> TASK INSTRUCTIONS
What lines of the data include the string "JSON"? Copy them all.

> LISTED ENTRIES
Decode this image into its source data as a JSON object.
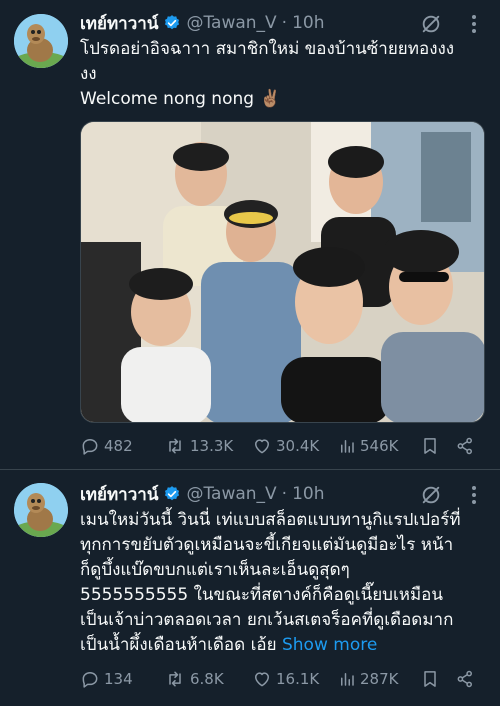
{
  "tweets": [
    {
      "name": "เทย์ทาวาน์",
      "handle": "@Tawan_V",
      "separator": "·",
      "time": "10h",
      "text_lines": [
        "โปรดอย่าอิจฉาาา สมาชิกใหม่ ของบ้านซ้ายยทองงง",
        "งง",
        "Welcome nong nong ✌🏽"
      ],
      "stats": {
        "replies": "482",
        "retweets": "13.3K",
        "likes": "30.4K",
        "views": "546K"
      },
      "has_photo": true
    },
    {
      "name": "เทย์ทาวาน์",
      "handle": "@Tawan_V",
      "separator": "·",
      "time": "10h",
      "text_lines": [
        "เมนใหม่วันนี้ วินนี่ เท่แบบสล็อตแบบทานูกิแรปเปอร์ที่",
        "ทุกการขยับตัวดูเหมือนจะขี้เกียจแต่มันดูมีอะไร หน้า",
        "ก็ดูบึ้งแบ๊ดขบกแต่เราเห็นละเอ็นดูสุดๆ",
        "5555555555 ในขณะที่สตางค์ก็คือดูเนี๊ยบเหมือน",
        "เป็นเจ้าบ่าวตลอดเวลา ยกเว้นสเตจร็อคที่ดูเดือดมาก",
        "เป็นน้ำผึ้งเดือนห้าเดือด เอ้ย"
      ],
      "show_more": "Show more",
      "stats": {
        "replies": "134",
        "retweets": "6.8K",
        "likes": "16.1K",
        "views": "287K"
      },
      "has_photo": false
    }
  ],
  "colors": {
    "background": "#15202b",
    "text": "#f7f9f9",
    "muted": "#8b98a5",
    "accent": "#1d9bf0",
    "divider": "#38444d"
  },
  "icons": [
    "verified-badge-icon",
    "grok-icon",
    "more-options-icon",
    "reply-icon",
    "retweet-icon",
    "like-icon",
    "views-icon",
    "bookmark-icon",
    "share-icon"
  ]
}
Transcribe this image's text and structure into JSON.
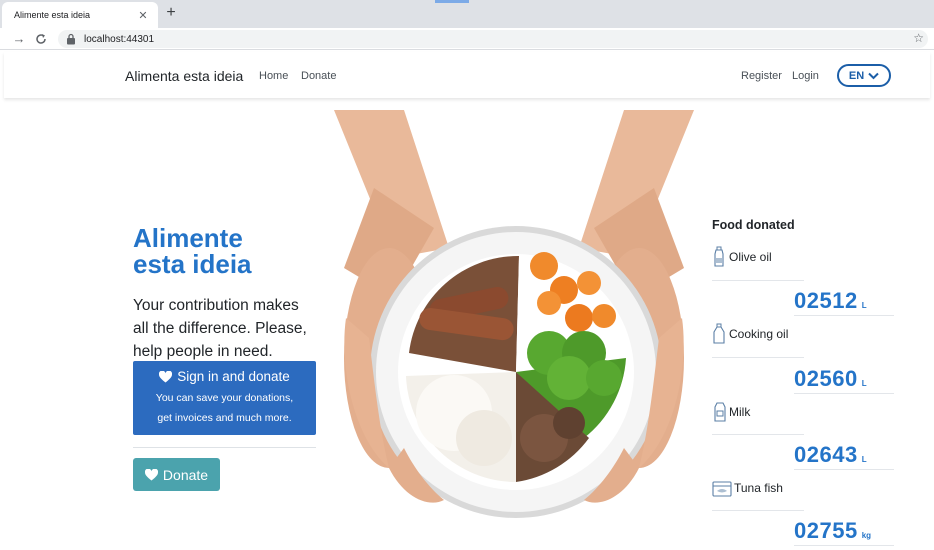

> FINISHED TASK
Decode this image into its source data as a JSON object.
Transcribe this image's text and structure into JSON.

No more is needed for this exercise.